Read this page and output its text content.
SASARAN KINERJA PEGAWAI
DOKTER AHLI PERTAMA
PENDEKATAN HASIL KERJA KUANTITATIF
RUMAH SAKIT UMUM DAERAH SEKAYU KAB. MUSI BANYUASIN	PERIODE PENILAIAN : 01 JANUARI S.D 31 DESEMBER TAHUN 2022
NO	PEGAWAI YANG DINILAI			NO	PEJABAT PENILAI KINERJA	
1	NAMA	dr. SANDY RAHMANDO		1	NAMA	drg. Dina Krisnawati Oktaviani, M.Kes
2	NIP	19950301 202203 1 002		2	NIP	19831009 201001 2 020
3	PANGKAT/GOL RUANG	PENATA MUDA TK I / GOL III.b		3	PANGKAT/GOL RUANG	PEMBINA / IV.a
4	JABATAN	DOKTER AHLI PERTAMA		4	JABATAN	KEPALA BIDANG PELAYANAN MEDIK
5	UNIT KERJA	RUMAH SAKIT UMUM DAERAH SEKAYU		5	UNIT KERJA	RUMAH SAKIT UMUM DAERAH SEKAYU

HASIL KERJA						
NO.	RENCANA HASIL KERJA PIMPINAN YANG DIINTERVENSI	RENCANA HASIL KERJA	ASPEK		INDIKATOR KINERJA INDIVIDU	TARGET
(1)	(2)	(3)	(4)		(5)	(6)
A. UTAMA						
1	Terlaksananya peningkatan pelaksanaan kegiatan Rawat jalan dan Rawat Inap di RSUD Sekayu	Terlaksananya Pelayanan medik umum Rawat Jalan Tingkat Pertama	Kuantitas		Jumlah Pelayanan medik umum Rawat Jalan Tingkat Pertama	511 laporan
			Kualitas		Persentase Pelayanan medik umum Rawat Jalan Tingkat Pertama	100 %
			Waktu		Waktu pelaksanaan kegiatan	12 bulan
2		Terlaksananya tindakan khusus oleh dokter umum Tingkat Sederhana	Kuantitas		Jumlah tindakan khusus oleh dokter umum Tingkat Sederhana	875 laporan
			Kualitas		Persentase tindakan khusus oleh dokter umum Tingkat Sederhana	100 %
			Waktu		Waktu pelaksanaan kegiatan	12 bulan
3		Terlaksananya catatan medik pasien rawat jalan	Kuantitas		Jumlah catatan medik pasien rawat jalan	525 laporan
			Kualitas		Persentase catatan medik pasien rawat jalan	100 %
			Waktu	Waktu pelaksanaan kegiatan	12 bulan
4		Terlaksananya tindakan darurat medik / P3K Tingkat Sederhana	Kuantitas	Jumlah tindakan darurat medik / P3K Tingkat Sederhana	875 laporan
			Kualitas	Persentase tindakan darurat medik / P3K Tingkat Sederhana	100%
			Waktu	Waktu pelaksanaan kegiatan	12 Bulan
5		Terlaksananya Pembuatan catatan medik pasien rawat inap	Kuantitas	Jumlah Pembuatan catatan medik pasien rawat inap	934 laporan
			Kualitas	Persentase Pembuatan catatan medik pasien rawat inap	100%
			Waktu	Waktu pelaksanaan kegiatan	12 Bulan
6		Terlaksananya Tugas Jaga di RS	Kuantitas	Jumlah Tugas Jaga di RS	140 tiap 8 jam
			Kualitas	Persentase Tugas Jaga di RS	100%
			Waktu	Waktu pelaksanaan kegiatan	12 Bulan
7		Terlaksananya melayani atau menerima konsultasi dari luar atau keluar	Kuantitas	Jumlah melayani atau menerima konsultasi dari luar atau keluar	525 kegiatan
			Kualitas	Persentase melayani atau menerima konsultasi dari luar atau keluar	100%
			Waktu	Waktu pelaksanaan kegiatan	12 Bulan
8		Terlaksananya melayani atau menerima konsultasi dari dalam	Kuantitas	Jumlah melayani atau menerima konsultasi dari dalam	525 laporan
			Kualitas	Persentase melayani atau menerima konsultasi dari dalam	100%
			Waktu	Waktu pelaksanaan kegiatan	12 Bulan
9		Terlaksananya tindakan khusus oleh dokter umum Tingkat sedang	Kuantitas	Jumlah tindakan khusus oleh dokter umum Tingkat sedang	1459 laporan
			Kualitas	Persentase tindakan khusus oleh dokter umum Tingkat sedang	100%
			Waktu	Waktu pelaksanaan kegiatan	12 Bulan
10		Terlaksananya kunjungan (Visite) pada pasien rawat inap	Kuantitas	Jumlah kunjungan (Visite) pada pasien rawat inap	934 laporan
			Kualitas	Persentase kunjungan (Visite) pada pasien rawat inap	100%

########

■ TASK GOAL
Return the entries above exactly, each one complete.

■ THE RESPONSE
Read this page and output its text content.
SASARAN KINERJA PEGAWAI
DOKTER AHLI PERTAMA
PENDEKATAN HASIL KERJA KUANTITATIF
RUMAH SAKIT UMUM DAERAH SEKAYU KAB. MUSI BANYUASIN	PERIODE PENILAIAN : 01 JANUARI S.D 31 DESEMBER TAHUN 2022
NO	PEGAWAI YANG DINILAI			NO	PEJABAT PENILAI KINERJA	
1	NAMA	dr. SANDY RAHMANDO		1	NAMA	drg. Dina Krisnawati Oktaviani, M.Kes
2	NIP	19950301 202203 1 002		2	NIP	19831009 201001 2 020
3	PANGKAT/GOL RUANG	PENATA MUDA TK I / GOL III.b		3	PANGKAT/GOL RUANG	PEMBINA / IV.a
4	JABATAN	DOKTER AHLI PERTAMA		4	JABATAN	KEPALA BIDANG PELAYANAN MEDIK
5	UNIT KERJA	RUMAH SAKIT UMUM DAERAH SEKAYU		5	UNIT KERJA	RUMAH SAKIT UMUM DAERAH SEKAYU

HASIL KERJA						
NO.	RENCANA HASIL KERJA PIMPINAN YANG DIINTERVENSI	RENCANA HASIL KERJA	ASPEK		INDIKATOR KINERJA INDIVIDU	TARGET
(1)	(2)	(3)	(4)		(5)	(6)
A. UTAMA						
1	Terlaksananya peningkatan pelaksanaan kegiatan Rawat jalan dan Rawat Inap di RSUD Sekayu	Terlaksananya Pelayanan medik umum Rawat Jalan Tingkat Pertama	Kuantitas		Jumlah Pelayanan medik umum Rawat Jalan Tingkat Pertama	511 laporan
			Kualitas		Persentase Pelayanan medik umum Rawat Jalan Tingkat Pertama	100 %
			Waktu		Waktu pelaksanaan kegiatan	12 bulan
2		Terlaksananya tindakan khusus oleh dokter umum Tingkat Sederhana	Kuantitas		Jumlah tindakan khusus oleh dokter umum Tingkat Sederhana	875 laporan
			Kualitas		Persentase tindakan khusus oleh dokter umum Tingkat Sederhana	100 %
			Waktu		Waktu pelaksanaan kegiatan	12 bulan
3		Terlaksananya catatan medik pasien rawat jalan	Kuantitas		Jumlah catatan medik pasien rawat jalan	525 laporan
			Kualitas		Persentase catatan medik pasien rawat jalan	100 %
			Waktu	Waktu pelaksanaan kegiatan	12 bulan
4		Terlaksananya tindakan darurat medik / P3K Tingkat Sederhana	Kuantitas	Jumlah tindakan darurat medik / P3K Tingkat Sederhana	875 laporan
			Kualitas	Persentase tindakan darurat medik / P3K Tingkat Sederhana	100%
			Waktu	Waktu pelaksanaan kegiatan	12 Bulan
5		Terlaksananya Pembuatan catatan medik pasien rawat inap	Kuantitas	Jumlah Pembuatan catatan medik pasien rawat inap	934 laporan
			Kualitas	Persentase Pembuatan catatan medik pasien rawat inap	100%
			Waktu	Waktu pelaksanaan kegiatan	12 Bulan
6		Terlaksananya Tugas Jaga di RS	Kuantitas	Jumlah Tugas Jaga di RS	140 tiap 8 jam
			Kualitas	Persentase Tugas Jaga di RS	100%
			Waktu	Waktu pelaksanaan kegiatan	12 Bulan
7		Terlaksananya melayani atau menerima konsultasi dari luar atau keluar	Kuantitas	Jumlah melayani atau menerima konsultasi dari luar atau keluar	525 kegiatan
			Kualitas	Persentase melayani atau menerima konsultasi dari luar atau keluar	100%
			Waktu	Waktu pelaksanaan kegiatan	12 Bulan
8		Terlaksananya melayani atau menerima konsultasi dari dalam	Kuantitas	Jumlah melayani atau menerima konsultasi dari dalam	525 laporan
			Kualitas	Persentase melayani atau menerima konsultasi dari dalam	100%
			Waktu	Waktu pelaksanaan kegiatan	12 Bulan
9		Terlaksananya tindakan khusus oleh dokter umum Tingkat sedang	Kuantitas	Jumlah tindakan khusus oleh dokter umum Tingkat sedang	1459 laporan
			Kualitas	Persentase tindakan khusus oleh dokter umum Tingkat sedang	100%
			Waktu	Waktu pelaksanaan kegiatan	12 Bulan
10		Terlaksananya kunjungan (Visite) pada pasien rawat inap	Kuantitas	Jumlah kunjungan (Visite) pada pasien rawat inap	934 laporan
			Kualitas	Persentase kunjungan (Visite) pada pasien rawat inap	100%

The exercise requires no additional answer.